[Data listing]
• • • • • • •

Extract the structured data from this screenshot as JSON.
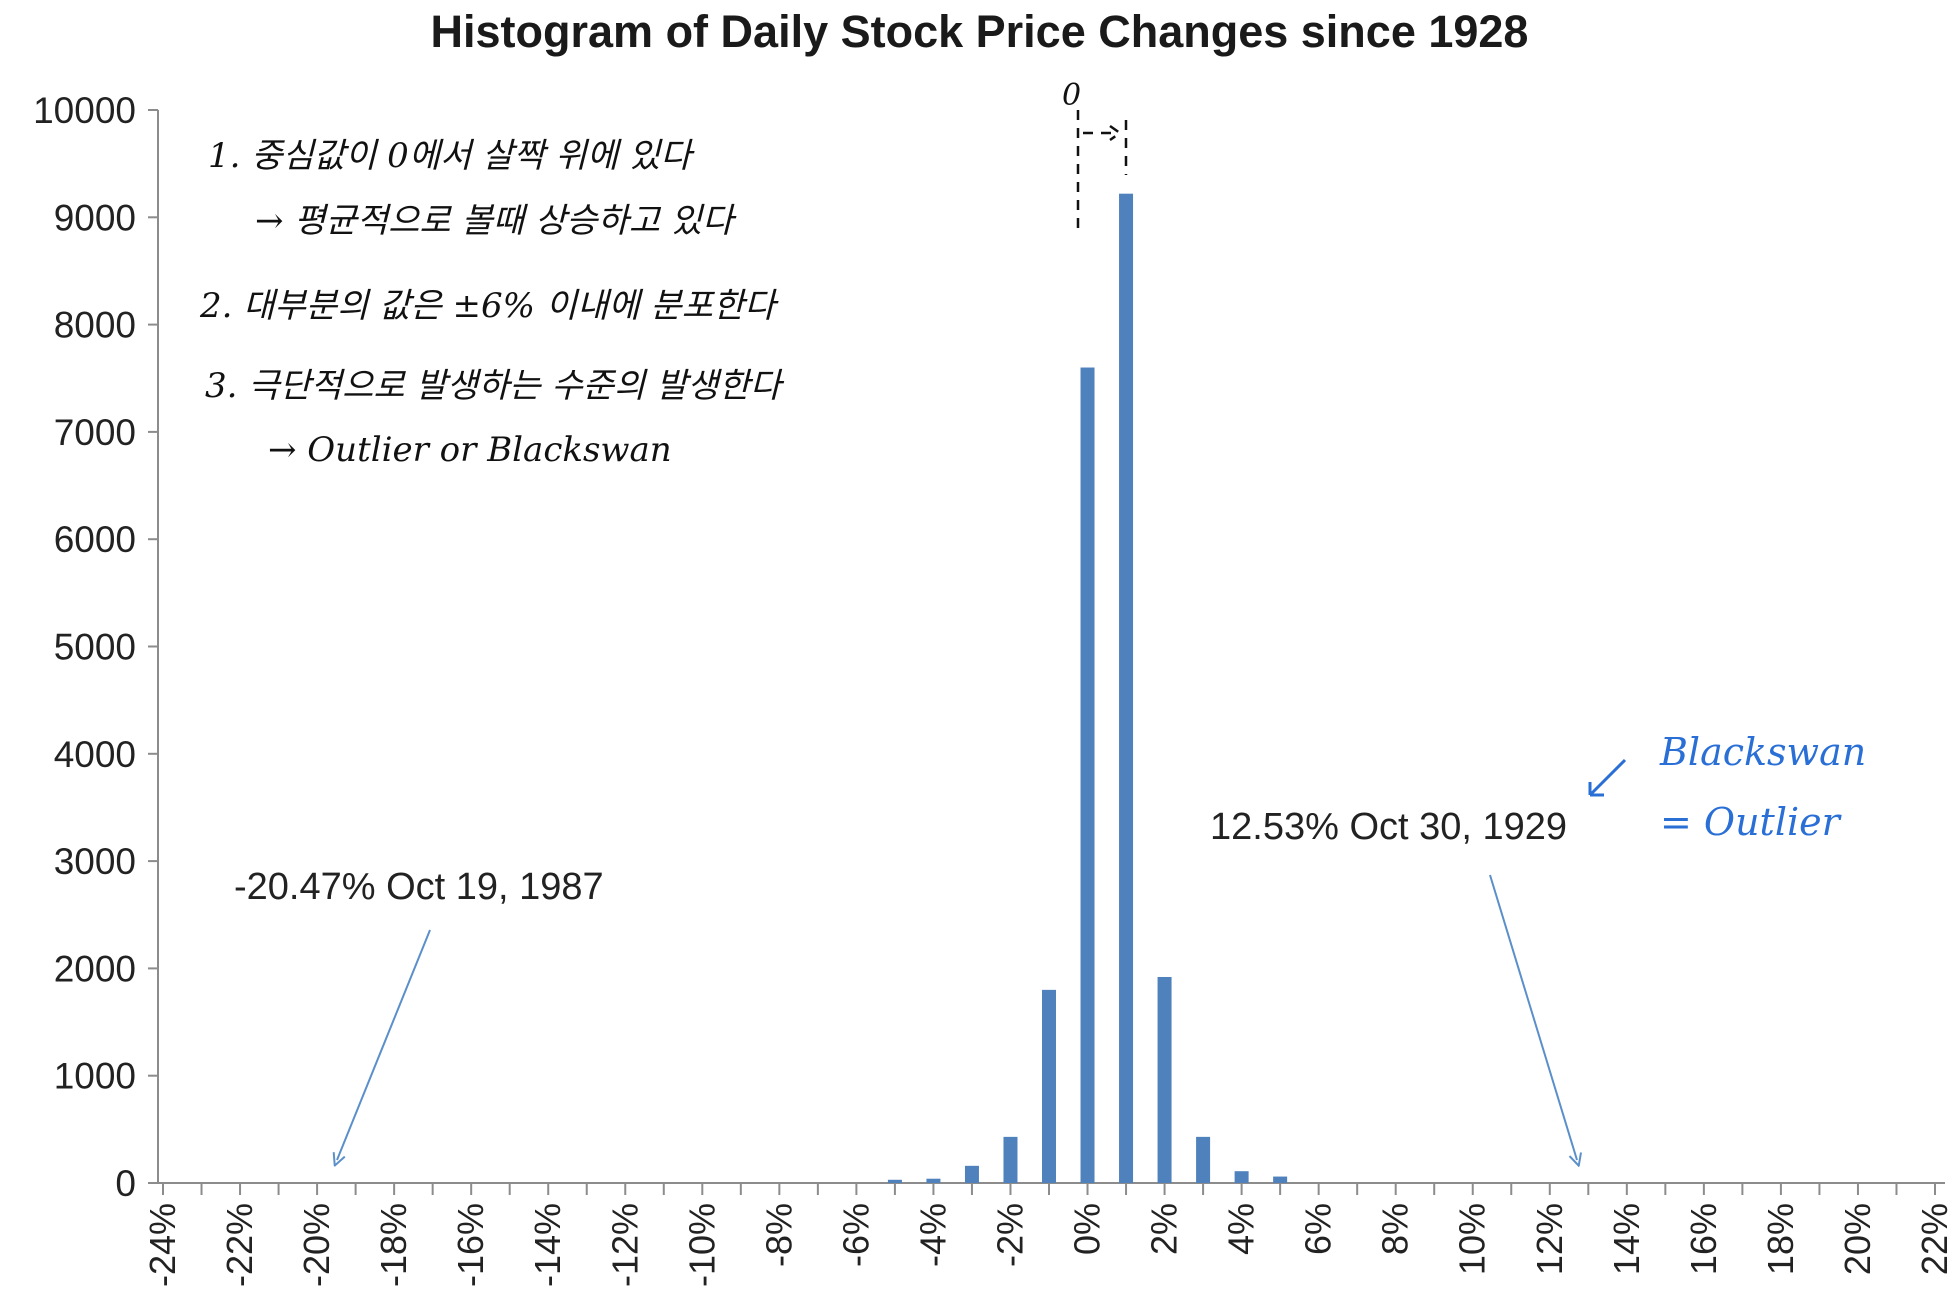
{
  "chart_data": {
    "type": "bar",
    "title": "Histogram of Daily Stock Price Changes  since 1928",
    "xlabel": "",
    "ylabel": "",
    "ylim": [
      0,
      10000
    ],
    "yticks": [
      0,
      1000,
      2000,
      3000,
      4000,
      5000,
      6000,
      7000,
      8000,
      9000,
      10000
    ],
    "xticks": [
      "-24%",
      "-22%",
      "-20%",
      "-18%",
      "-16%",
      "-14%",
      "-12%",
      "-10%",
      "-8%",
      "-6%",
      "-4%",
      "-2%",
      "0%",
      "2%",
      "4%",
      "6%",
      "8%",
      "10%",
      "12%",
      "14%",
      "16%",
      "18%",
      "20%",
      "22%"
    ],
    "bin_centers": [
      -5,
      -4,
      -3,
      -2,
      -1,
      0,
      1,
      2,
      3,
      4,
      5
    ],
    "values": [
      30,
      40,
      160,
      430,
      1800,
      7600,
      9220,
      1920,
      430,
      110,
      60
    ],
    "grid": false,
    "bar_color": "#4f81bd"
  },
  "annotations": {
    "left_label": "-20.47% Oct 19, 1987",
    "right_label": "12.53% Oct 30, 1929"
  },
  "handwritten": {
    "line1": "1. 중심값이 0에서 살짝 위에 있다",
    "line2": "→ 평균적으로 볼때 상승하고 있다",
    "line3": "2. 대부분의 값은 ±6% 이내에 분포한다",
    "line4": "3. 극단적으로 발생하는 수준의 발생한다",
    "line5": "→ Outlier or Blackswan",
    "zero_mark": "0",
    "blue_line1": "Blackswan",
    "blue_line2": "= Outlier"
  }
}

• • • • • • •

_Task to carry out_
Omit the pictures. Output every record above word for word.

_Complete answer_
Extract the structured data from this screenshot as JSON.
{
  "chart_data": {
    "type": "bar",
    "title": "Histogram of Daily Stock Price Changes  since 1928",
    "xlabel": "",
    "ylabel": "",
    "ylim": [
      0,
      10000
    ],
    "yticks": [
      0,
      1000,
      2000,
      3000,
      4000,
      5000,
      6000,
      7000,
      8000,
      9000,
      10000
    ],
    "xticks": [
      "-24%",
      "-22%",
      "-20%",
      "-18%",
      "-16%",
      "-14%",
      "-12%",
      "-10%",
      "-8%",
      "-6%",
      "-4%",
      "-2%",
      "0%",
      "2%",
      "4%",
      "6%",
      "8%",
      "10%",
      "12%",
      "14%",
      "16%",
      "18%",
      "20%",
      "22%"
    ],
    "bin_centers": [
      -5,
      -4,
      -3,
      -2,
      -1,
      0,
      1,
      2,
      3,
      4,
      5
    ],
    "values": [
      30,
      40,
      160,
      430,
      1800,
      7600,
      9220,
      1920,
      430,
      110,
      60
    ],
    "grid": false,
    "bar_color": "#4f81bd"
  },
  "annotations": {
    "left_label": "-20.47% Oct 19, 1987",
    "right_label": "12.53% Oct 30, 1929"
  },
  "handwritten": {
    "line1": "1. 중심값이 0에서 살짝 위에 있다",
    "line2": "→ 평균적으로 볼때 상승하고 있다",
    "line3": "2. 대부분의 값은 ±6% 이내에 분포한다",
    "line4": "3. 극단적으로 발생하는 수준의 발생한다",
    "line5": "→ Outlier or Blackswan",
    "zero_mark": "0",
    "blue_line1": "Blackswan",
    "blue_line2": "= Outlier"
  }
}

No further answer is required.